◆ Instruction
Records follow. Copy every line with "class".

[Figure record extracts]
=====
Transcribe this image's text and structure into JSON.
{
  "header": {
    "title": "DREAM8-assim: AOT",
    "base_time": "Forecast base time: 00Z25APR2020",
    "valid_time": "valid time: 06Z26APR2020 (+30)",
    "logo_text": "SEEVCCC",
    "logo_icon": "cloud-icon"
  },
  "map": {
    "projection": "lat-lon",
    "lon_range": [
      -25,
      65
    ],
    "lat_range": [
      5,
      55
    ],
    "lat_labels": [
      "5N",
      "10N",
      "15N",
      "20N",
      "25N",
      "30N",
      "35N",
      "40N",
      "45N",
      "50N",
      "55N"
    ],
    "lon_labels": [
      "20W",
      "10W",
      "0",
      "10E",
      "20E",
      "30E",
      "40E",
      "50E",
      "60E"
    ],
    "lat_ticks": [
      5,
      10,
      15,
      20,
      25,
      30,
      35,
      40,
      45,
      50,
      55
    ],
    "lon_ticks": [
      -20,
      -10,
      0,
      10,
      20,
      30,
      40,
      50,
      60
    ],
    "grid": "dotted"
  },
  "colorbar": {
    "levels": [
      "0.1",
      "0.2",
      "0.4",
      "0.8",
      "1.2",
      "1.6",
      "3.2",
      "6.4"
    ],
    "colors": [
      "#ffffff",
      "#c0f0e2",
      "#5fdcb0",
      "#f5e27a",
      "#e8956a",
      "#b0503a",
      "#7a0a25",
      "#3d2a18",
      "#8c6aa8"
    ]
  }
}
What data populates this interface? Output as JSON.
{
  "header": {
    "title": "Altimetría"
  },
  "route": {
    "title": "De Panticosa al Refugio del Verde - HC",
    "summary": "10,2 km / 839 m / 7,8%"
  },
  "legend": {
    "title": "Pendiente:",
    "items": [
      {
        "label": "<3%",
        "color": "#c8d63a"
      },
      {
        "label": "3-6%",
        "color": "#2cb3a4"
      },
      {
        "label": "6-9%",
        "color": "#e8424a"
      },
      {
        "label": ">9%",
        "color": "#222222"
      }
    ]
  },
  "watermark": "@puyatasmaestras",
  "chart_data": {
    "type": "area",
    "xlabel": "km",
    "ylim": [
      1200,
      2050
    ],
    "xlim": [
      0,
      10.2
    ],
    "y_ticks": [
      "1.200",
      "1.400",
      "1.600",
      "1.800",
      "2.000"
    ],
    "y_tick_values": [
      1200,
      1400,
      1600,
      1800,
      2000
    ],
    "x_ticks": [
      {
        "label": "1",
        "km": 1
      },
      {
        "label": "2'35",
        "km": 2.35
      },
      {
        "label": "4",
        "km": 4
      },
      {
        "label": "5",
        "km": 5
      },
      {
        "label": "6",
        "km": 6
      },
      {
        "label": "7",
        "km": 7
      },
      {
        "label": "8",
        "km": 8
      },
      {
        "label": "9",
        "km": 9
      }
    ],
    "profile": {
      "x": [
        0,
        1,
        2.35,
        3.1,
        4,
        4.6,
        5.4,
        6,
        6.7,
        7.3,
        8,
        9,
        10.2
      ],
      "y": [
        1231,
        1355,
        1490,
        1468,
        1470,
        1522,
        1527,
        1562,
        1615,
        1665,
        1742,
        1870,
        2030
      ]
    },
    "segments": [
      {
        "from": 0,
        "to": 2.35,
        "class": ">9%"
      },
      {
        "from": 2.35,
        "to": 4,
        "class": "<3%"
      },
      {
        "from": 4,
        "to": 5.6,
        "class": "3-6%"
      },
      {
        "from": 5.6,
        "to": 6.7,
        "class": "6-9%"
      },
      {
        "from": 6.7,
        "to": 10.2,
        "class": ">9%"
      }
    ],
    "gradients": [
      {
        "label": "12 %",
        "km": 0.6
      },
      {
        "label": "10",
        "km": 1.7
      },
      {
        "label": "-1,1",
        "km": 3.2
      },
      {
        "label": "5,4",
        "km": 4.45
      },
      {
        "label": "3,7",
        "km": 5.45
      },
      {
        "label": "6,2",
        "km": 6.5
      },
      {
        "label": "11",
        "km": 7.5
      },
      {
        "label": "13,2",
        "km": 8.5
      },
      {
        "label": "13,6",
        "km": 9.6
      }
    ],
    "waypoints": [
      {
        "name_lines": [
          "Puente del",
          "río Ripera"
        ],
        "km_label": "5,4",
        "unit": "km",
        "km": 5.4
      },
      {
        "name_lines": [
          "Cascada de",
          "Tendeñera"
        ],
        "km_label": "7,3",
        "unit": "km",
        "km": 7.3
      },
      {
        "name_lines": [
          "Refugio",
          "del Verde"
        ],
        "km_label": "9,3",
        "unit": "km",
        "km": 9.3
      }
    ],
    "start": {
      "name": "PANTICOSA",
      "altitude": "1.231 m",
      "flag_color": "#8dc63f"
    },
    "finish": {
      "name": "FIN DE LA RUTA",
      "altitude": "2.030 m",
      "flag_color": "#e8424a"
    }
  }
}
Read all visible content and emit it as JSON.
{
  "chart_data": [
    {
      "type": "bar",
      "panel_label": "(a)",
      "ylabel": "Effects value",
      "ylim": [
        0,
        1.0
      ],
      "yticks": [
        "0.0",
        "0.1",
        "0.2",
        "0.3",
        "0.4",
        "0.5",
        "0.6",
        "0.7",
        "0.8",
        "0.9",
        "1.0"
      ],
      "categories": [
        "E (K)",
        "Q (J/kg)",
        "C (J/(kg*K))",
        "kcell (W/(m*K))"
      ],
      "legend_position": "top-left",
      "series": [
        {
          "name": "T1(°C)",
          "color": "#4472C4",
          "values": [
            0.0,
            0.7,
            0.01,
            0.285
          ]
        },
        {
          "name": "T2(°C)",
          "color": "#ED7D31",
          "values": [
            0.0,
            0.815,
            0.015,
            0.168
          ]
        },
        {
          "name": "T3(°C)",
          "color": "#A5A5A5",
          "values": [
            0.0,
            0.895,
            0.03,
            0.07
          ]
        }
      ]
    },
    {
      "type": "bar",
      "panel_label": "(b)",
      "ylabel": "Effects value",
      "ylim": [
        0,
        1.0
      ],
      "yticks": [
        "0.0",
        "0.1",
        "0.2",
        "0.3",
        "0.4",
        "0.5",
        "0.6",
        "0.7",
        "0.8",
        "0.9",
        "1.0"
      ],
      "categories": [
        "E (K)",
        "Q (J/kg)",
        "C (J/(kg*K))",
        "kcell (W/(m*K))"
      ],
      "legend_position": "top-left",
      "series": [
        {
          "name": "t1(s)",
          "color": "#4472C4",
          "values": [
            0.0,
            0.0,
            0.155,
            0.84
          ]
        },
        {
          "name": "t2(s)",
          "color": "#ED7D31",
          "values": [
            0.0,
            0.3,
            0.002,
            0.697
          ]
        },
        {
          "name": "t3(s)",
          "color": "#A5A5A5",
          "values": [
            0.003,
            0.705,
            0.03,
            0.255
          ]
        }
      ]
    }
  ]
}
=====
◆ The solution
        "class": ">9%"
        "class": "<3%"
        "class": "3-6%"
        "class": "6-9%"
        "class": ">9%"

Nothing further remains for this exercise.